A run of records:

:::

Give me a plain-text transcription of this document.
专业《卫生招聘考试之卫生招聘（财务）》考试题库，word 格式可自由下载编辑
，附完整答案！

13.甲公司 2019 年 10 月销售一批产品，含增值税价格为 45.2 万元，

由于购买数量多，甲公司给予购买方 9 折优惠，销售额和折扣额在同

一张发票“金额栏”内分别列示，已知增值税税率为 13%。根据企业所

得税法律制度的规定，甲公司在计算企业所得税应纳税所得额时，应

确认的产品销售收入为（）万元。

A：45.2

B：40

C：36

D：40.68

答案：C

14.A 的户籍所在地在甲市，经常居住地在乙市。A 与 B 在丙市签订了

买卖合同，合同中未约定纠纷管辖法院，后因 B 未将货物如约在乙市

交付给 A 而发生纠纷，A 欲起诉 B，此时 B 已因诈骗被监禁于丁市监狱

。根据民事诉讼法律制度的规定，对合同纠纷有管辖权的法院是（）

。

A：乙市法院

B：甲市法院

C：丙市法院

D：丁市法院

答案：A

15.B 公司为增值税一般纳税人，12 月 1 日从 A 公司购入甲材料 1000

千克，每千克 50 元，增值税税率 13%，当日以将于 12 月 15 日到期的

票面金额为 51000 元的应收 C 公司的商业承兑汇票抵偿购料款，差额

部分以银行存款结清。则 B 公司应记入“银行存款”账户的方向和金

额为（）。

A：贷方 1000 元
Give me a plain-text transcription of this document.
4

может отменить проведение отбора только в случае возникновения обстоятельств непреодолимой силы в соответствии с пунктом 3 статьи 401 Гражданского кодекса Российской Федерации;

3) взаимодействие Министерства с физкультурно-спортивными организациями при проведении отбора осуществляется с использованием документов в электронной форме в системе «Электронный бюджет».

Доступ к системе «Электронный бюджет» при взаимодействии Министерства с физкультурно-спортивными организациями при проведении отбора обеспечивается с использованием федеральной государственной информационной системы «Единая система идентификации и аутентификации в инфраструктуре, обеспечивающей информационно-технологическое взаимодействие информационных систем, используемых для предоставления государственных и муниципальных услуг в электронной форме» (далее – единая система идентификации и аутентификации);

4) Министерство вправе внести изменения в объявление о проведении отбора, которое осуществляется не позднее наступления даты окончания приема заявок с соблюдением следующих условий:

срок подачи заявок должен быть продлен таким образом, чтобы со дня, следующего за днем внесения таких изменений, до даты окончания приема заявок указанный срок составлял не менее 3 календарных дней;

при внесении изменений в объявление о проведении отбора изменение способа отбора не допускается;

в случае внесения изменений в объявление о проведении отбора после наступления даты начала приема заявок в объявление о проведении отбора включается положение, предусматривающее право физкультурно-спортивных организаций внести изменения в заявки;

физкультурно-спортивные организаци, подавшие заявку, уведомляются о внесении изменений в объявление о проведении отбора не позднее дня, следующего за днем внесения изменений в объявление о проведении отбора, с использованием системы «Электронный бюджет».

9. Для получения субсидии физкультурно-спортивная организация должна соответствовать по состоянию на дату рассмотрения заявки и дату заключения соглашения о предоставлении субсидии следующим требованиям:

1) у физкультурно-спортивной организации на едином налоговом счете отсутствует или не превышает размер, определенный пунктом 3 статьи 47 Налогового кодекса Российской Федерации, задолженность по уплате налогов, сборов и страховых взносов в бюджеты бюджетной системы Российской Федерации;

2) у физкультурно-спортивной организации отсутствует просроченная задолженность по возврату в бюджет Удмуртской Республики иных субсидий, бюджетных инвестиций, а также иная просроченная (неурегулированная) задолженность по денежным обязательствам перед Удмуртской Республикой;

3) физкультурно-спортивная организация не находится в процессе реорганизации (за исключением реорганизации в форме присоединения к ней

:::

EXERCISE
Take the lines above and retype all of them exactly.

ANSWER
Give me a plain-text transcription of this document.
专业《卫生招聘考试之卫生招聘（财务）》考试题库，word 格式可自由下载编辑
，附完整答案！

13.甲公司 2019 年 10 月销售一批产品，含增值税价格为 45.2 万元，

由于购买数量多，甲公司给予购买方 9 折优惠，销售额和折扣额在同

一张发票“金额栏”内分别列示，已知增值税税率为 13%。根据企业所

得税法律制度的规定，甲公司在计算企业所得税应纳税所得额时，应

确认的产品销售收入为（）万元。

A：45.2

B：40

C：36

D：40.68

答案：C

14.A 的户籍所在地在甲市，经常居住地在乙市。A 与 B 在丙市签订了

买卖合同，合同中未约定纠纷管辖法院，后因 B 未将货物如约在乙市

交付给 A 而发生纠纷，A 欲起诉 B，此时 B 已因诈骗被监禁于丁市监狱

。根据民事诉讼法律制度的规定，对合同纠纷有管辖权的法院是（）

。

A：乙市法院

B：甲市法院

C：丙市法院

D：丁市法院

答案：A

15.B 公司为增值税一般纳税人，12 月 1 日从 A 公司购入甲材料 1000

千克，每千克 50 元，增值税税率 13%，当日以将于 12 月 15 日到期的

票面金额为 51000 元的应收 C 公司的商业承兑汇票抵偿购料款，差额

部分以银行存款结清。则 B 公司应记入“银行存款”账户的方向和金

额为（）。

A：贷方 1000 元
Give me a plain-text transcription of this document.
4

может отменить проведение отбора только в случае возникновения обстоятельств непреодолимой силы в соответствии с пунктом 3 статьи 401 Гражданского кодекса Российской Федерации;

3) взаимодействие Министерства с физкультурно-спортивными организациями при проведении отбора осуществляется с использованием документов в электронной форме в системе «Электронный бюджет».

Доступ к системе «Электронный бюджет» при взаимодействии Министерства с физкультурно-спортивными организациями при проведении отбора обеспечивается с использованием федеральной государственной информационной системы «Единая система идентификации и аутентификации в инфраструктуре, обеспечивающей информационно-технологическое взаимодействие информационных систем, используемых для предоставления государственных и муниципальных услуг в электронной форме» (далее – единая система идентификации и аутентификации);

4) Министерство вправе внести изменения в объявление о проведении отбора, которое осуществляется не позднее наступления даты окончания приема заявок с соблюдением следующих условий:

срок подачи заявок должен быть продлен таким образом, чтобы со дня, следующего за днем внесения таких изменений, до даты окончания приема заявок указанный срок составлял не менее 3 календарных дней;

при внесении изменений в объявление о проведении отбора изменение способа отбора не допускается;

в случае внесения изменений в объявление о проведении отбора после наступления даты начала приема заявок в объявление о проведении отбора включается положение, предусматривающее право физкультурно-спортивных организаций внести изменения в заявки;

физкультурно-спортивные организаци, подавшие заявку, уведомляются о внесении изменений в объявление о проведении отбора не позднее дня, следующего за днем внесения изменений в объявление о проведении отбора, с использованием системы «Электронный бюджет».

9. Для получения субсидии физкультурно-спортивная организация должна соответствовать по состоянию на дату рассмотрения заявки и дату заключения соглашения о предоставлении субсидии следующим требованиям:

1) у физкультурно-спортивной организации на едином налоговом счете отсутствует или не превышает размер, определенный пунктом 3 статьи 47 Налогового кодекса Российской Федерации, задолженность по уплате налогов, сборов и страховых взносов в бюджеты бюджетной системы Российской Федерации;

2) у физкультурно-спортивной организации отсутствует просроченная задолженность по возврату в бюджет Удмуртской Республики иных субсидий, бюджетных инвестиций, а также иная просроченная (неурегулированная) задолженность по денежным обязательствам перед Удмуртской Республикой;

3) физкультурно-спортивная организация не находится в процессе реорганизации (за исключением реорганизации в форме присоединения к ней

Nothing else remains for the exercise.